• **Instructions for the task**
Retype every entry in its entirety, without alteration.

### Input records

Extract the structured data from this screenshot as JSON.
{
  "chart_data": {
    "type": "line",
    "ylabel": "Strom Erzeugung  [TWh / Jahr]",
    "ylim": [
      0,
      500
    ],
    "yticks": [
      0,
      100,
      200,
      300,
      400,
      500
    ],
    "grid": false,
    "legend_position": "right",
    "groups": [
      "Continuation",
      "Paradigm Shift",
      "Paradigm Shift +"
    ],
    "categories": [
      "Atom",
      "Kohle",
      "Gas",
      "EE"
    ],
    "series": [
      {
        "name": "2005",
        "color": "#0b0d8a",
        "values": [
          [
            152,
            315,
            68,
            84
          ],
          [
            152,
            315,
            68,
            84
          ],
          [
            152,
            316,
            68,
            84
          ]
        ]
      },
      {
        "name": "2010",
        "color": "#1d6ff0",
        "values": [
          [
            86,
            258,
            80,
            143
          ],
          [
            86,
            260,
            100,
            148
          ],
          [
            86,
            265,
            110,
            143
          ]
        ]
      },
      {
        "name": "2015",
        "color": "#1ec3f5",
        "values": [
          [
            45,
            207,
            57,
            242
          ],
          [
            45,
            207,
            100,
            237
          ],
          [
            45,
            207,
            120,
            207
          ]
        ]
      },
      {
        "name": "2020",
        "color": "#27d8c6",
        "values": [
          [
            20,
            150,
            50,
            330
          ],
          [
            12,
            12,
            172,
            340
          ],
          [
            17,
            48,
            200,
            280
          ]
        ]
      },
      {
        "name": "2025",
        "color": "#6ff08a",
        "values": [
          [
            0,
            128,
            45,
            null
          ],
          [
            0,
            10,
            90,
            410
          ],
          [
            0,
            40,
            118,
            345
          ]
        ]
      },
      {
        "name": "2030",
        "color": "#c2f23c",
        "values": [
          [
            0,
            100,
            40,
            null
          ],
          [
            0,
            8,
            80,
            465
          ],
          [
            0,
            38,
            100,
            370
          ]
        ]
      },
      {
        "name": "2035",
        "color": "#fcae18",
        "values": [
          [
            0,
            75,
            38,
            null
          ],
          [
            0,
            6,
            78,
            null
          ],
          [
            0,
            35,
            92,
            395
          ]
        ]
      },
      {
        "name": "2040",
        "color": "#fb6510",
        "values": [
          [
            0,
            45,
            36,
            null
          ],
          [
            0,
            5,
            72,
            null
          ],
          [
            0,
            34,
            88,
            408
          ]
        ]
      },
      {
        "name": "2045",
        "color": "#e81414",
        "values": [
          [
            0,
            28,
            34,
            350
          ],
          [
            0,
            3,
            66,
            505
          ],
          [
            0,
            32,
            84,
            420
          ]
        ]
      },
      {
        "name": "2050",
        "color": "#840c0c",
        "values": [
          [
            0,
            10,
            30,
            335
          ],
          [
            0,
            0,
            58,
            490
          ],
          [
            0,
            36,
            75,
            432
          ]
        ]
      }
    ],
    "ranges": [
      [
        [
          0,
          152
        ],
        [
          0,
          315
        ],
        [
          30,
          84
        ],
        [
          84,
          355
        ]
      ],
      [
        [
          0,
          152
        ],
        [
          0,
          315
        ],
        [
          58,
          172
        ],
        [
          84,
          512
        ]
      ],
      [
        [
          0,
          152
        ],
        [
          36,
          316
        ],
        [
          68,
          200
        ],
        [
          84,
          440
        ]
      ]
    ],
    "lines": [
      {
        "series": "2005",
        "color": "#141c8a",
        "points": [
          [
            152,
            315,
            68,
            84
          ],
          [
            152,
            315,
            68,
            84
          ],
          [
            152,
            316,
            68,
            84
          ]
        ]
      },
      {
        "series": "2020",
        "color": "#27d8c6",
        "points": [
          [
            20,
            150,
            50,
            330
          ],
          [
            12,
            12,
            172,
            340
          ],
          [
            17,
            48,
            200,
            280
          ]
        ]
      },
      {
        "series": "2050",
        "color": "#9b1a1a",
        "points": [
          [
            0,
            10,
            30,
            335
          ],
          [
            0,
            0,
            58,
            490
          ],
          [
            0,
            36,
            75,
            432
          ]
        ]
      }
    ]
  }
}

######

• **Written solution**
Extract the structured data from this screenshot as JSON.
{
  "chart_data": {
    "type": "line",
    "ylabel": "Strom Erzeugung  [TWh / Jahr]",
    "ylim": [
      0,
      500
    ],
    "yticks": [
      0,
      100,
      200,
      300,
      400,
      500
    ],
    "grid": false,
    "legend_position": "right",
    "groups": [
      "Continuation",
      "Paradigm Shift",
      "Paradigm Shift +"
    ],
    "categories": [
      "Atom",
      "Kohle",
      "Gas",
      "EE"
    ],
    "series": [
      {
        "name": "2005",
        "color": "#0b0d8a",
        "values": [
          [
            152,
            315,
            68,
            84
          ],
          [
            152,
            315,
            68,
            84
          ],
          [
            152,
            316,
            68,
            84
          ]
        ]
      },
      {
        "name": "2010",
        "color": "#1d6ff0",
        "values": [
          [
            86,
            258,
            80,
            143
          ],
          [
            86,
            260,
            100,
            148
          ],
          [
            86,
            265,
            110,
            143
          ]
        ]
      },
      {
        "name": "2015",
        "color": "#1ec3f5",
        "values": [
          [
            45,
            207,
            57,
            242
          ],
          [
            45,
            207,
            100,
            237
          ],
          [
            45,
            207,
            120,
            207
          ]
        ]
      },
      {
        "name": "2020",
        "color": "#27d8c6",
        "values": [
          [
            20,
            150,
            50,
            330
          ],
          [
            12,
            12,
            172,
            340
          ],
          [
            17,
            48,
            200,
            280
          ]
        ]
      },
      {
        "name": "2025",
        "color": "#6ff08a",
        "values": [
          [
            0,
            128,
            45,
            null
          ],
          [
            0,
            10,
            90,
            410
          ],
          [
            0,
            40,
            118,
            345
          ]
        ]
      },
      {
        "name": "2030",
        "color": "#c2f23c",
        "values": [
          [
            0,
            100,
            40,
            null
          ],
          [
            0,
            8,
            80,
            465
          ],
          [
            0,
            38,
            100,
            370
          ]
        ]
      },
      {
        "name": "2035",
        "color": "#fcae18",
        "values": [
          [
            0,
            75,
            38,
            null
          ],
          [
            0,
            6,
            78,
            null
          ],
          [
            0,
            35,
            92,
            395
          ]
        ]
      },
      {
        "name": "2040",
        "color": "#fb6510",
        "values": [
          [
            0,
            45,
            36,
            null
          ],
          [
            0,
            5,
            72,
            null
          ],
          [
            0,
            34,
            88,
            408
          ]
        ]
      },
      {
        "name": "2045",
        "color": "#e81414",
        "values": [
          [
            0,
            28,
            34,
            350
          ],
          [
            0,
            3,
            66,
            505
          ],
          [
            0,
            32,
            84,
            420
          ]
        ]
      },
      {
        "name": "2050",
        "color": "#840c0c",
        "values": [
          [
            0,
            10,
            30,
            335
          ],
          [
            0,
            0,
            58,
            490
          ],
          [
            0,
            36,
            75,
            432
          ]
        ]
      }
    ],
    "ranges": [
      [
        [
          0,
          152
        ],
        [
          0,
          315
        ],
        [
          30,
          84
        ],
        [
          84,
          355
        ]
      ],
      [
        [
          0,
          152
        ],
        [
          0,
          315
        ],
        [
          58,
          172
        ],
        [
          84,
          512
        ]
      ],
      [
        [
          0,
          152
        ],
        [
          36,
          316
        ],
        [
          68,
          200
        ],
        [
          84,
          440
        ]
      ]
    ],
    "lines": [
      {
        "series": "2005",
        "color": "#141c8a",
        "points": [
          [
            152,
            315,
            68,
            84
          ],
          [
            152,
            315,
            68,
            84
          ],
          [
            152,
            316,
            68,
            84
          ]
        ]
      },
      {
        "series": "2020",
        "color": "#27d8c6",
        "points": [
          [
            20,
            150,
            50,
            330
          ],
          [
            12,
            12,
            172,
            340
          ],
          [
            17,
            48,
            200,
            280
          ]
        ]
      },
      {
        "series": "2050",
        "color": "#9b1a1a",
        "points": [
          [
            0,
            10,
            30,
            335
          ],
          [
            0,
            0,
            58,
            490
          ],
          [
            0,
            36,
            75,
            432
          ]
        ]
      }
    ]
  }
}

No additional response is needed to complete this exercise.